■ WORK TO BE COMPLETED ■
Each entry below should be echoed exactly, with pictures omitted.

[Data records]
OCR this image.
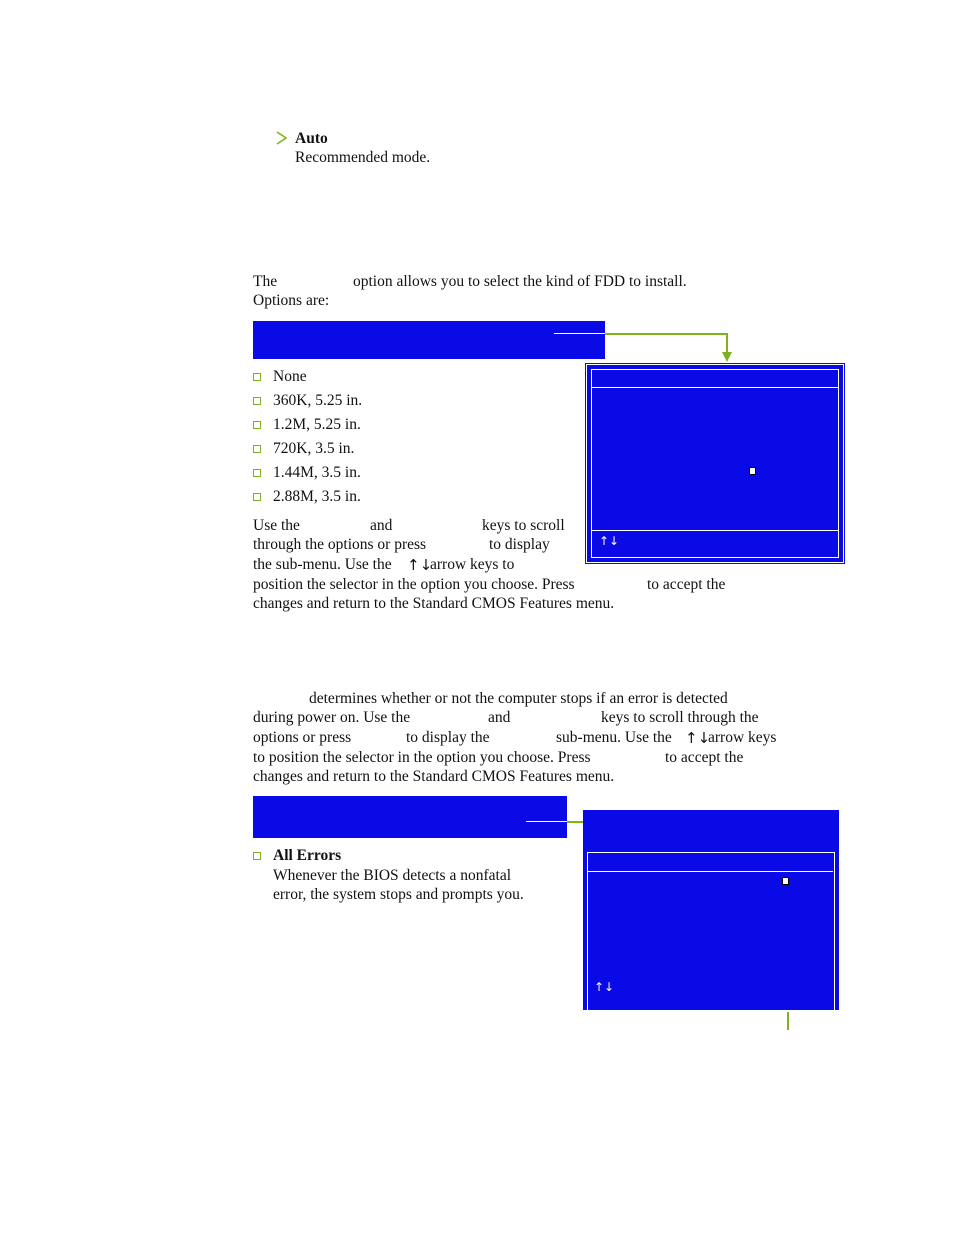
Auto
Recommended mode.
The	option allows you to select the kind of FDD to install.
Options are:
None
360K, 5.25 in.
1.2M, 5.25 in.
720K, 3.5 in.
1.44M, 3.5 in.
2.88M, 3.5 in.
Use the	and	keys to scroll
through the options or press	to display
the sub-menu. Use the ↑↓
arrow keys to
position the selector in the option you choose. Press	to accept the
changes and return to the Standard CMOS Features menu.
↑↓
determines whether or not the computer stops if an error is detected
during power on. Use the	and	keys to scroll through the
options or press	to display the	sub-menu. Use the ↑↓
arrow keys
to position the selector in the option you choose. Press	to accept the
changes and return to the Standard CMOS Features menu.
All Errors
Whenever the BIOS detects a nonfatal
error, the system stops and prompts you.
↑↓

■ THE COMPLETED TASK ■
OCR this image.
Auto
Recommended mode.
The	option allows you to select the kind of FDD to install.
Options are:
None
360K, 5.25 in.
1.2M, 5.25 in.
720K, 3.5 in.
1.44M, 3.5 in.
2.88M, 3.5 in.
Use the	and	keys to scroll
through the options or press	to display
the sub-menu. Use the ↑↓
arrow keys to
position the selector in the option you choose. Press	to accept the
changes and return to the Standard CMOS Features menu.
↑↓
determines whether or not the computer stops if an error is detected
during power on. Use the	and	keys to scroll through the
options or press	to display the	sub-menu. Use the ↑↓
arrow keys
to position the selector in the option you choose. Press	to accept the
changes and return to the Standard CMOS Features menu.
All Errors
Whenever the BIOS detects a nonfatal
error, the system stops and prompts you.
↑↓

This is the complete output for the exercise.